■ Goal of the exercise
Find how many lines hold the word "документ" and give that number only.
▼▼▼
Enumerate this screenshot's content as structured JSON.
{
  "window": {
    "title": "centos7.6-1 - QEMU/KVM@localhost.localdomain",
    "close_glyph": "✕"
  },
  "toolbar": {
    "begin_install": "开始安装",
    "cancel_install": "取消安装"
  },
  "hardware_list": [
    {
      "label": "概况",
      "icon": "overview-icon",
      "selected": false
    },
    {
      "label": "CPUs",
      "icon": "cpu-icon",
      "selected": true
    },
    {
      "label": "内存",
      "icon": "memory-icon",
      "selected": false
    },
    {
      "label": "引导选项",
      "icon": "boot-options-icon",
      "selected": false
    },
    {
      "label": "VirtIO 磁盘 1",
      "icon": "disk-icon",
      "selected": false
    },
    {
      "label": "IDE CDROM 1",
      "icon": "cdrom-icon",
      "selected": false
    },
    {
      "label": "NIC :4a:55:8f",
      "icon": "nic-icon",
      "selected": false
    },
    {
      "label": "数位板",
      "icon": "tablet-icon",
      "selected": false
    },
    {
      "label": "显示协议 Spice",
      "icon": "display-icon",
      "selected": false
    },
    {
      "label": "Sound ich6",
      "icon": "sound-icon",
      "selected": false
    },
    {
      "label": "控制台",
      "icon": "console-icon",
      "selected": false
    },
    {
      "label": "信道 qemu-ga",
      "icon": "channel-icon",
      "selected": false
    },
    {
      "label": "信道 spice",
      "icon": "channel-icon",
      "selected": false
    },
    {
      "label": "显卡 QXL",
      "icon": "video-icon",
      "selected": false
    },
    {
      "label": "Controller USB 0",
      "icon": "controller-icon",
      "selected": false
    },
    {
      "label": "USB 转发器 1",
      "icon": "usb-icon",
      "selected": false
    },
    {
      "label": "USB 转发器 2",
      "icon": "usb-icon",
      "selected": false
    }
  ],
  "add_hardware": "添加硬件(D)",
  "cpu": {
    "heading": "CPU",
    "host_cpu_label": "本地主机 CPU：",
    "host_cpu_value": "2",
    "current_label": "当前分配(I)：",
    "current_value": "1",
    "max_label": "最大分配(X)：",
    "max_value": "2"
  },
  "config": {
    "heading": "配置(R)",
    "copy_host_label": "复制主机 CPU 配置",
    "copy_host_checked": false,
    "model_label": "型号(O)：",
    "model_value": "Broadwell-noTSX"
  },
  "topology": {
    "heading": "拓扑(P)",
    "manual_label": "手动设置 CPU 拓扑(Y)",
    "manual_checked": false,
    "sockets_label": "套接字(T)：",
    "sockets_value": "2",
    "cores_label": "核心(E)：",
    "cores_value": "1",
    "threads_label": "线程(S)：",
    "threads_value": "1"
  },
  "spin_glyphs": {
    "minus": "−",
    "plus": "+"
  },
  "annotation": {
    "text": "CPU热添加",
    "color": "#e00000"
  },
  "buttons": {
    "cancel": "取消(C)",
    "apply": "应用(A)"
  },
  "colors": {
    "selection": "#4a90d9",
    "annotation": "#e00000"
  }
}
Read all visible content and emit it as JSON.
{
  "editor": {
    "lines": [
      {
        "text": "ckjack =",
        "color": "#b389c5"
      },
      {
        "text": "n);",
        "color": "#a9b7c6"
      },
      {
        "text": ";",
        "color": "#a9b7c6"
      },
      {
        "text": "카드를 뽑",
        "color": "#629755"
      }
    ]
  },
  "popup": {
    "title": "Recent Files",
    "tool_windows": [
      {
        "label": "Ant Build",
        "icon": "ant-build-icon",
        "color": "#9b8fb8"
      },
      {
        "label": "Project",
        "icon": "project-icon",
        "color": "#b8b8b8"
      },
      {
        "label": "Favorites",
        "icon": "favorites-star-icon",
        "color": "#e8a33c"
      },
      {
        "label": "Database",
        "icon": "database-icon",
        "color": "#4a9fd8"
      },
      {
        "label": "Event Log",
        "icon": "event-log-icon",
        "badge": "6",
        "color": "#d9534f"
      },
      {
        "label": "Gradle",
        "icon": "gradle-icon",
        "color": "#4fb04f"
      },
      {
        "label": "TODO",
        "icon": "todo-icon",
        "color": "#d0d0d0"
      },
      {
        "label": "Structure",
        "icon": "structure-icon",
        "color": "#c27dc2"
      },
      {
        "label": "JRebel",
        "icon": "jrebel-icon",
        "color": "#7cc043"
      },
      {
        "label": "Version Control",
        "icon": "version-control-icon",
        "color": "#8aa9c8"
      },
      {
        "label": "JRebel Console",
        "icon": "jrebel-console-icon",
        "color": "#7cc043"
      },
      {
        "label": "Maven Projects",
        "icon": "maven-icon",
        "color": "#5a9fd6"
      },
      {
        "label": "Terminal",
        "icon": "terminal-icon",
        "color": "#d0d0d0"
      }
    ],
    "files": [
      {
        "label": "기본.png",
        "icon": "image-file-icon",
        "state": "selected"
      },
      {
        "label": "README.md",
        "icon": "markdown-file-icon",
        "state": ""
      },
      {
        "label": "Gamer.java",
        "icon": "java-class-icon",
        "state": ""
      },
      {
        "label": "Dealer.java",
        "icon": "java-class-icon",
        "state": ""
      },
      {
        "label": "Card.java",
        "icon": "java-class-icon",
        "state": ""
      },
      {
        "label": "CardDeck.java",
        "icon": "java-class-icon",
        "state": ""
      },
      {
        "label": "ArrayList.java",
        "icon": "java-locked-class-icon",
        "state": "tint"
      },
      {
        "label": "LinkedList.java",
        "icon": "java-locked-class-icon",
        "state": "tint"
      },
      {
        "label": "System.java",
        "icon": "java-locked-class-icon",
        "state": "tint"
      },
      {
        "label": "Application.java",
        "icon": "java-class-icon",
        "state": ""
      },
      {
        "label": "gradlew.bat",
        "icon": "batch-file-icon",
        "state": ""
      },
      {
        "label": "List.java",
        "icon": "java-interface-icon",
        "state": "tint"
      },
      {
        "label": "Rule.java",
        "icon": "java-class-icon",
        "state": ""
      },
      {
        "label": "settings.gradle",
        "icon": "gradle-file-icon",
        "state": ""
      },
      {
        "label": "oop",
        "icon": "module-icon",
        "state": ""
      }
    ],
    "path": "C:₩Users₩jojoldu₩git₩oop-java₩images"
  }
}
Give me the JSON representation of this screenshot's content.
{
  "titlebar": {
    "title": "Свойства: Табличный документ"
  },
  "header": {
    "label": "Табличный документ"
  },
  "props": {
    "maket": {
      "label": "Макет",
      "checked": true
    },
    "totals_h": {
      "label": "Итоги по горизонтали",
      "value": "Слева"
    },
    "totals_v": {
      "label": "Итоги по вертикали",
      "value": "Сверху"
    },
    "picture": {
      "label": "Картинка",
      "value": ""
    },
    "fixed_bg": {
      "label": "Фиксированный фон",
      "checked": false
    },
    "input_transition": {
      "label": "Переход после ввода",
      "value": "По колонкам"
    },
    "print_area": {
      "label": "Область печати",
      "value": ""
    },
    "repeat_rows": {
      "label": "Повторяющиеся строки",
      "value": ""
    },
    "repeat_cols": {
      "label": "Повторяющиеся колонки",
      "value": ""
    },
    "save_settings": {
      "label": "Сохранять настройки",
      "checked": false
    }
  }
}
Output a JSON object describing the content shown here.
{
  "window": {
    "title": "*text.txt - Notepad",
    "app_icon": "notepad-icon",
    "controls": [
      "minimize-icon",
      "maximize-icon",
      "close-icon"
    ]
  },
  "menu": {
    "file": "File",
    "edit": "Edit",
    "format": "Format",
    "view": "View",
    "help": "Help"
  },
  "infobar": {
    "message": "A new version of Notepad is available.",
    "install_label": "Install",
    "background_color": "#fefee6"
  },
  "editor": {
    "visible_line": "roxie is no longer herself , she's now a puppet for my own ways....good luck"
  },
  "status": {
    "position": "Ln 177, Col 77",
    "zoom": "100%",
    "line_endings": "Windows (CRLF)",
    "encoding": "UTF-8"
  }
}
▲▲▲
■ Answer to this exercise
2